Goal:
Repeat each line of the material exactly.

Items from a dataset:
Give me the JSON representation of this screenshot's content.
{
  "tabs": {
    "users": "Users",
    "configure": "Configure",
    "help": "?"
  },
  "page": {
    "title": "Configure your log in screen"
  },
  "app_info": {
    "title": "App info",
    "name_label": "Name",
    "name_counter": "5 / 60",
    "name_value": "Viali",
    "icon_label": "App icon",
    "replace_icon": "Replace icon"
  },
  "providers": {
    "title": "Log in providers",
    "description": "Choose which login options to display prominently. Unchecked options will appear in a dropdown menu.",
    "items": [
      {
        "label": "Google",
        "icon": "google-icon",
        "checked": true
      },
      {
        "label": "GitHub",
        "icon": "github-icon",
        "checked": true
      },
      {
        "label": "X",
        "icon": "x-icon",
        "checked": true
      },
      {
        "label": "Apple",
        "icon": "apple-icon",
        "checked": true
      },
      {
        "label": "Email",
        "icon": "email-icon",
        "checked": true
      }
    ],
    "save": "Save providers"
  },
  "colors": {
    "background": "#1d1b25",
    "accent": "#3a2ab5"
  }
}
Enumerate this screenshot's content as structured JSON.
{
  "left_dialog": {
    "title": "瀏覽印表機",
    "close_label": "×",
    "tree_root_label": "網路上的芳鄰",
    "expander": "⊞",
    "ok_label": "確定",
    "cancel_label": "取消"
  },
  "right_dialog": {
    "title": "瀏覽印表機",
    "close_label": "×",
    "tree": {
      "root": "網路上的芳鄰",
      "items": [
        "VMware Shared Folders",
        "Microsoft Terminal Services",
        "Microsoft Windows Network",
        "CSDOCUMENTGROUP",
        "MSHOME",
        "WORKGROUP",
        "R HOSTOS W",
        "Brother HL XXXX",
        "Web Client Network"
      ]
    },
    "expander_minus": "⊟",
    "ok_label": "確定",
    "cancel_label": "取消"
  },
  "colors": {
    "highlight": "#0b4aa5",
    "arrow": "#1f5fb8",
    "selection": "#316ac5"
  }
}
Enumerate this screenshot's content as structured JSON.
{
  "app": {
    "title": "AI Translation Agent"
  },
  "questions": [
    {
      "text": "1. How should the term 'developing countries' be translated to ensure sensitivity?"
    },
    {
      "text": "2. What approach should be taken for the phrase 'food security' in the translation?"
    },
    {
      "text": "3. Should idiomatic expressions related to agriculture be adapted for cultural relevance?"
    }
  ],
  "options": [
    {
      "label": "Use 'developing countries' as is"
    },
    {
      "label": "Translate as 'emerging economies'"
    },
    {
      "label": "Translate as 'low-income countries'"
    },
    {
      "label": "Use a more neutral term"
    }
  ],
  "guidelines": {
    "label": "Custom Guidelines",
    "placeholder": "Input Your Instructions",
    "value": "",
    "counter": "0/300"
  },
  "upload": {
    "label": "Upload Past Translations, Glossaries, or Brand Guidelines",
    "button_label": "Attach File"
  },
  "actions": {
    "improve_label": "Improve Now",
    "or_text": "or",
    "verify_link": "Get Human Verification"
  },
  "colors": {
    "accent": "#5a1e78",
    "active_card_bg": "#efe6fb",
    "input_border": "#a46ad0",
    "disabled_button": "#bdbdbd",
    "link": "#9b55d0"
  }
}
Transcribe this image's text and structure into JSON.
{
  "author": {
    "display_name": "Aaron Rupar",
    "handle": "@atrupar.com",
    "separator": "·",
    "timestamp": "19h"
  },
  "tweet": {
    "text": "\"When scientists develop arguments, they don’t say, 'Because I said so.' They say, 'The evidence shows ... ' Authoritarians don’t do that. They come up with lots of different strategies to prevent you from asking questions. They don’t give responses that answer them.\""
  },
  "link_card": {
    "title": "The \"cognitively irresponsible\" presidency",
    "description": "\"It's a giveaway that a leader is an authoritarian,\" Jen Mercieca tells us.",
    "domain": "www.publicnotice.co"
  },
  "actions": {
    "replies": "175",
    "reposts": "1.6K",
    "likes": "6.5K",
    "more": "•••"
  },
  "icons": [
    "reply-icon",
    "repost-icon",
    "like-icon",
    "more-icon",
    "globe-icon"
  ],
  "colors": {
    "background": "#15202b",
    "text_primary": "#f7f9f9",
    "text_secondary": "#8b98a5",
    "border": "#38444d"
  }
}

In response:
Give me the JSON representation of this screenshot's content.
{
  "tabs": {
    "users": "Users",
    "configure": "Configure",
    "help": "?"
  },
  "page": {
    "title": "Configure your log in screen"
  },
  "app_info": {
    "title": "App info",
    "name_label": "Name",
    "name_counter": "5 / 60",
    "name_value": "Viali",
    "icon_label": "App icon",
    "replace_icon": "Replace icon"
  },
  "providers": {
    "title": "Log in providers",
    "description": "Choose which login options to display prominently. Unchecked options will appear in a dropdown menu.",
    "items": [
      {
        "label": "Google",
        "icon": "google-icon",
        "checked": true
      },
      {
        "label": "GitHub",
        "icon": "github-icon",
        "checked": true
      },
      {
        "label": "X",
        "icon": "x-icon",
        "checked": true
      },
      {
        "label": "Apple",
        "icon": "apple-icon",
        "checked": true
      },
      {
        "label": "Email",
        "icon": "email-icon",
        "checked": true
      }
    ],
    "save": "Save providers"
  },
  "colors": {
    "background": "#1d1b25",
    "accent": "#3a2ab5"
  }
}
Enumerate this screenshot's content as structured JSON.
{
  "left_dialog": {
    "title": "瀏覽印表機",
    "close_label": "×",
    "tree_root_label": "網路上的芳鄰",
    "expander": "⊞",
    "ok_label": "確定",
    "cancel_label": "取消"
  },
  "right_dialog": {
    "title": "瀏覽印表機",
    "close_label": "×",
    "tree": {
      "root": "網路上的芳鄰",
      "items": [
        "VMware Shared Folders",
        "Microsoft Terminal Services",
        "Microsoft Windows Network",
        "CSDOCUMENTGROUP",
        "MSHOME",
        "WORKGROUP",
        "R HOSTOS W",
        "Brother HL XXXX",
        "Web Client Network"
      ]
    },
    "expander_minus": "⊟",
    "ok_label": "確定",
    "cancel_label": "取消"
  },
  "colors": {
    "highlight": "#0b4aa5",
    "arrow": "#1f5fb8",
    "selection": "#316ac5"
  }
}
Enumerate this screenshot's content as structured JSON.
{
  "app": {
    "title": "AI Translation Agent"
  },
  "questions": [
    {
      "text": "1. How should the term 'developing countries' be translated to ensure sensitivity?"
    },
    {
      "text": "2. What approach should be taken for the phrase 'food security' in the translation?"
    },
    {
      "text": "3. Should idiomatic expressions related to agriculture be adapted for cultural relevance?"
    }
  ],
  "options": [
    {
      "label": "Use 'developing countries' as is"
    },
    {
      "label": "Translate as 'emerging economies'"
    },
    {
      "label": "Translate as 'low-income countries'"
    },
    {
      "label": "Use a more neutral term"
    }
  ],
  "guidelines": {
    "label": "Custom Guidelines",
    "placeholder": "Input Your Instructions",
    "value": "",
    "counter": "0/300"
  },
  "upload": {
    "label": "Upload Past Translations, Glossaries, or Brand Guidelines",
    "button_label": "Attach File"
  },
  "actions": {
    "improve_label": "Improve Now",
    "or_text": "or",
    "verify_link": "Get Human Verification"
  },
  "colors": {
    "accent": "#5a1e78",
    "active_card_bg": "#efe6fb",
    "input_border": "#a46ad0",
    "disabled_button": "#bdbdbd",
    "link": "#9b55d0"
  }
}
Transcribe this image's text and structure into JSON.
{
  "author": {
    "display_name": "Aaron Rupar",
    "handle": "@atrupar.com",
    "separator": "·",
    "timestamp": "19h"
  },
  "tweet": {
    "text": "\"When scientists develop arguments, they don’t say, 'Because I said so.' They say, 'The evidence shows ... ' Authoritarians don’t do that. They come up with lots of different strategies to prevent you from asking questions. They don’t give responses that answer them.\""
  },
  "link_card": {
    "title": "The \"cognitively irresponsible\" presidency",
    "description": "\"It's a giveaway that a leader is an authoritarian,\" Jen Mercieca tells us.",
    "domain": "www.publicnotice.co"
  },
  "actions": {
    "replies": "175",
    "reposts": "1.6K",
    "likes": "6.5K",
    "more": "•••"
  },
  "icons": [
    "reply-icon",
    "repost-icon",
    "like-icon",
    "more-icon",
    "globe-icon"
  ],
  "colors": {
    "background": "#15202b",
    "text_primary": "#f7f9f9",
    "text_secondary": "#8b98a5",
    "border": "#38444d"
  }
}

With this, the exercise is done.